### Yapılacak işler
a – Yollarla ilgili yazıdan "ulaştırma bakanı binali" sözleriyle başlayan ve "yollar istiyor arkadaş!" sözleriyle biten kısmı hiçbir harfini değiştirmeden yaz.
b – Kayıtların başından "scroll-up-icon[interactable]: ▲ bbox=[1589, 53, 1597, 62]" geçen satıra kadar olan satırları, o satır da dahil, bir Markdown tablosuna dök. Boş satırları atla, sütunları "Sıra" ve "Satır" diye adlandır.

+18 explicit content

ulaştırma bakanı binali yıldırım şöyle demiş: para bol! bu yaz yatmak yok , gelip kendim kontrol edeceğim. gece gündüz çalışıcaz. yollarımız var ama estetik açıdan güzel değil, vatandaş daha güzel yollar istiyor arkadaş!

yollar..

hayır hayır, melankoli arayışı değil, bir geri çekilme harekatının ardından. Modeli mini olan, son derece modifiye bir araba korna çalıyor ve kaldırıma çıkıyorum. Çok ama çok acılı, arabesk bir şarkı yükseliyor siyah iç kabinden "gözlerin aşkımın mezarını kazdı ..." sözler kısmını son derece atmakla beraber, bu içli haykırışa denk gelinen yer manidardı, bir zamanlar tam aksine akşımın anıtını buldum, sonra da onu çiçeklerle aranjmanlarla ne bileyim yerine göre altından gümüşten halkalarla süslediğim, tanıştığımız, buluştuğumuz akabinde kocayacak yastıklar satın aldığımız, kişisiyle tanıştığım yerdi. tabi o yastıkları bir süre kullandıktan sonra tanımadığım birisine yastık savaşında cephane olarak vermem sonrasında gelişti. Arabesk güzel şey yani insanları bedava yollarda gezdiriyor 

Şarkıyı duyar duymaz derin iç burkuntularım nüksetti ve gözlerimden yaşlar boşanmaya, tabiri caizse o mezarın üzerine nisan yağmurları yağmaya başlamıştı...bir an heveslendik değil mi? elbetteki hayır! koca bir hayır! hafıza kartı şart dememin bir nedeni de bu tip olayların hissi evrenimde maalesef yankı bulmaması. bir mevta ile aynı asansörde yalnız kaldığınızda ve hem sedyeden dolayı siz hem de asansör sıkıştığında, bakıp "acaba bu morluklar da neyin nesi" gibi sorular sorabilmeniz gibi bir şey.

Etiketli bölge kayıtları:
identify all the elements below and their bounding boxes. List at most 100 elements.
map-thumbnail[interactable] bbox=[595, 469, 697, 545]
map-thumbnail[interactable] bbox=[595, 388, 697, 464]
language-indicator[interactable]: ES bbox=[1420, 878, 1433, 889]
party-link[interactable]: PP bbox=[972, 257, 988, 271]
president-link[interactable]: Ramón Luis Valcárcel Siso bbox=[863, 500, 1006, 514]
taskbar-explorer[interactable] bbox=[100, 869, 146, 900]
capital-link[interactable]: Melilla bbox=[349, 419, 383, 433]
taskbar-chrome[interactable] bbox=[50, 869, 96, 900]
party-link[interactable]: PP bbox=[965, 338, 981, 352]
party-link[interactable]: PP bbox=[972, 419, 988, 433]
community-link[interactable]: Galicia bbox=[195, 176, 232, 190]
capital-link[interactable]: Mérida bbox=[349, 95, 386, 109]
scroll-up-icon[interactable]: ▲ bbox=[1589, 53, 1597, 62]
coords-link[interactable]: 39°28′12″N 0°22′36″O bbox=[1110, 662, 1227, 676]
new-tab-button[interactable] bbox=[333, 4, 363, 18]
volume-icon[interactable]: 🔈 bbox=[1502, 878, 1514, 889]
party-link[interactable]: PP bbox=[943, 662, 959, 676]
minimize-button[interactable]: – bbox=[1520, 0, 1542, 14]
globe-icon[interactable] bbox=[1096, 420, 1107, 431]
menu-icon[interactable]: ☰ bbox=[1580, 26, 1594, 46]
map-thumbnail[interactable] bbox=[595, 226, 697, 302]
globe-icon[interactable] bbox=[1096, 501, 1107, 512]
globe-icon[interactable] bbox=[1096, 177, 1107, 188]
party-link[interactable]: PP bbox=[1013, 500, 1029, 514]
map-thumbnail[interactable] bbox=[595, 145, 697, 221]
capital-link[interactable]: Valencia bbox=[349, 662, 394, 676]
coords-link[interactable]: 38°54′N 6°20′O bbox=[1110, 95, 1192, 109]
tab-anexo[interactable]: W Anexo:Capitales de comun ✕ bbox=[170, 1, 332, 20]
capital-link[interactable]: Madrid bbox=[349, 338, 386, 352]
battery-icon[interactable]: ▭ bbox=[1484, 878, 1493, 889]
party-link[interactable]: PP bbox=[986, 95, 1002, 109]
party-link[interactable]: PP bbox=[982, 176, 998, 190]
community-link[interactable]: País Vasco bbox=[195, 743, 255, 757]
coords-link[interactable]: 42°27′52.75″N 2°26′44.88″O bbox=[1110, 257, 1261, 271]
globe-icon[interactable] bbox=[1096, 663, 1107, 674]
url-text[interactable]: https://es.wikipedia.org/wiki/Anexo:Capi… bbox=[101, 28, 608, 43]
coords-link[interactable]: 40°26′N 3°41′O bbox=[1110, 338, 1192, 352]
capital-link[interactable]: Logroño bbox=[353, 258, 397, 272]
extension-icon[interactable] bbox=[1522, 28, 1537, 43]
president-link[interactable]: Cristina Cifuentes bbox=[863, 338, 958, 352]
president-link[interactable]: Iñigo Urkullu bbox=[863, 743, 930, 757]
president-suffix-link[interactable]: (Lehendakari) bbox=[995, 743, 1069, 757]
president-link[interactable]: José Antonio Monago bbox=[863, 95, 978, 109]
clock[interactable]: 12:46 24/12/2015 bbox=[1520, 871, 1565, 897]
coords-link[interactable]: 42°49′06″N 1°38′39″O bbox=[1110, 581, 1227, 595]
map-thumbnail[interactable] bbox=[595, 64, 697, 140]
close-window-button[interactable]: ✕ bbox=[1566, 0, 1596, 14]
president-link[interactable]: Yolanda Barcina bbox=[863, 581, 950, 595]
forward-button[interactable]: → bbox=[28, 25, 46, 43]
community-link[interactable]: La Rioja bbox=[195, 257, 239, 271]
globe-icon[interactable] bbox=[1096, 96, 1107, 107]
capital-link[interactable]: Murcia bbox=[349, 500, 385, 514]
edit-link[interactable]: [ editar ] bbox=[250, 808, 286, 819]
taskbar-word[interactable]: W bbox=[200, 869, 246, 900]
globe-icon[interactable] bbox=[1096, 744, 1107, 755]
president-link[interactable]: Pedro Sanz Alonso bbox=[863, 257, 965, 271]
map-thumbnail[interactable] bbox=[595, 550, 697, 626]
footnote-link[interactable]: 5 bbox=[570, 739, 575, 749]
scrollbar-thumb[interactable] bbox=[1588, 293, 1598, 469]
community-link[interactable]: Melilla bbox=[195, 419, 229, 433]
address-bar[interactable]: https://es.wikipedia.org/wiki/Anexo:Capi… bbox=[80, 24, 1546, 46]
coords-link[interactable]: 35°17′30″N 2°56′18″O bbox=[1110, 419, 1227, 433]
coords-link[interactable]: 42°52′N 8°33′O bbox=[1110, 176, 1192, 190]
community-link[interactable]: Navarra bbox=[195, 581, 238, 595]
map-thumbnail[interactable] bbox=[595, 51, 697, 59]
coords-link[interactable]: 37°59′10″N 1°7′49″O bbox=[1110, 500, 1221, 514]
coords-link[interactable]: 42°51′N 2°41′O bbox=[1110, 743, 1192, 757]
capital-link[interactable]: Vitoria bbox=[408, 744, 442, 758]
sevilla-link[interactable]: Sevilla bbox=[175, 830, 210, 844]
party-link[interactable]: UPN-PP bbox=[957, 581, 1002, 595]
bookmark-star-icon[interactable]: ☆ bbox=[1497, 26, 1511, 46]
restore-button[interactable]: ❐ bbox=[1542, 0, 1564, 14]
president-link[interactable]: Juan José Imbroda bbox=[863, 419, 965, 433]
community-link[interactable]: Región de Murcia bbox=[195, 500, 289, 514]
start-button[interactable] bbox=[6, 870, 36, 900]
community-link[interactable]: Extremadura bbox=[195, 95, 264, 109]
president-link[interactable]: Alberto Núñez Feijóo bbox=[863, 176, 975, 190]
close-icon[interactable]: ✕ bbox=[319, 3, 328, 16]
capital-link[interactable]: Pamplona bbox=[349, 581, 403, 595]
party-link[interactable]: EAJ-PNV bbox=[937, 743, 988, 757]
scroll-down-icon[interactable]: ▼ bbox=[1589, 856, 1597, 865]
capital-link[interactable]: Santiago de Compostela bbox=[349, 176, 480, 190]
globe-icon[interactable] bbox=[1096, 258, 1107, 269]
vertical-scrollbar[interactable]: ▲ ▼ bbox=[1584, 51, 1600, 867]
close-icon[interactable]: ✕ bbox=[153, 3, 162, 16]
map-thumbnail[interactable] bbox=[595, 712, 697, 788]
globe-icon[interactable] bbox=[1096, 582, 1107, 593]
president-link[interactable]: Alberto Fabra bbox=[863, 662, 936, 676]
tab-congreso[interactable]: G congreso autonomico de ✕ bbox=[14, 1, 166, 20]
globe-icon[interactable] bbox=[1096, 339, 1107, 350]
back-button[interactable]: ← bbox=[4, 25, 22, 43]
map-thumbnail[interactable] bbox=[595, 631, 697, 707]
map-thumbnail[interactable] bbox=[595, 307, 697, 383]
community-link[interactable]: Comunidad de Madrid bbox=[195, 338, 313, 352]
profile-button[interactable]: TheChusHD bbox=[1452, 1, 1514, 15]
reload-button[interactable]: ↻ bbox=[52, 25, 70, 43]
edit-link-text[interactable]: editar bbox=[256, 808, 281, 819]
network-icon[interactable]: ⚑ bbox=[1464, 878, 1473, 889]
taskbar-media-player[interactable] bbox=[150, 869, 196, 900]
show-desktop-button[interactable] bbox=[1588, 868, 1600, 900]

### Çözümler
a –
ulaştırma bakanı binali yıldırım şöyle demiş: para bol! bu yaz yatmak yok , gelip kendim kontrol edeceğim. gece gündüz çalışıcaz. yollarımız var ama estetik açıdan güzel değil, vatandaş daha güzel yollar istiyor arkadaş!

b –
| Sıra | Satır |
|---|---|
| 1 | identify all the elements below and their bounding boxes. List at most 100 elements. |
| 2 | map-thumbnail[interactable] bbox=[595, 469, 697, 545] |
| 3 | map-thumbnail[interactable] bbox=[595, 388, 697, 464] |
| 4 | language-indicator[interactable]: ES bbox=[1420, 878, 1433, 889] |
| 5 | party-link[interactable]: PP bbox=[972, 257, 988, 271] |
| 6 | president-link[interactable]: Ramón Luis Valcárcel Siso bbox=[863, 500, 1006, 514] |
| 7 | taskbar-explorer[interactable] bbox=[100, 869, 146, 900] |
| 8 | capital-link[interactable]: Melilla bbox=[349, 419, 383, 433] |
| 9 | taskbar-chrome[interactable] bbox=[50, 869, 96, 900] |
| 10 | party-link[interactable]: PP bbox=[965, 338, 981, 352] |
| 11 | party-link[interactable]: PP bbox=[972, 419, 988, 433] |
| 12 | community-link[interactable]: Galicia bbox=[195, 176, 232, 190] |
| 13 | capital-link[interactable]: Mérida bbox=[349, 95, 386, 109] |
| 14 | scroll-up-icon[interactable]: ▲ bbox=[1589, 53, 1597, 62] |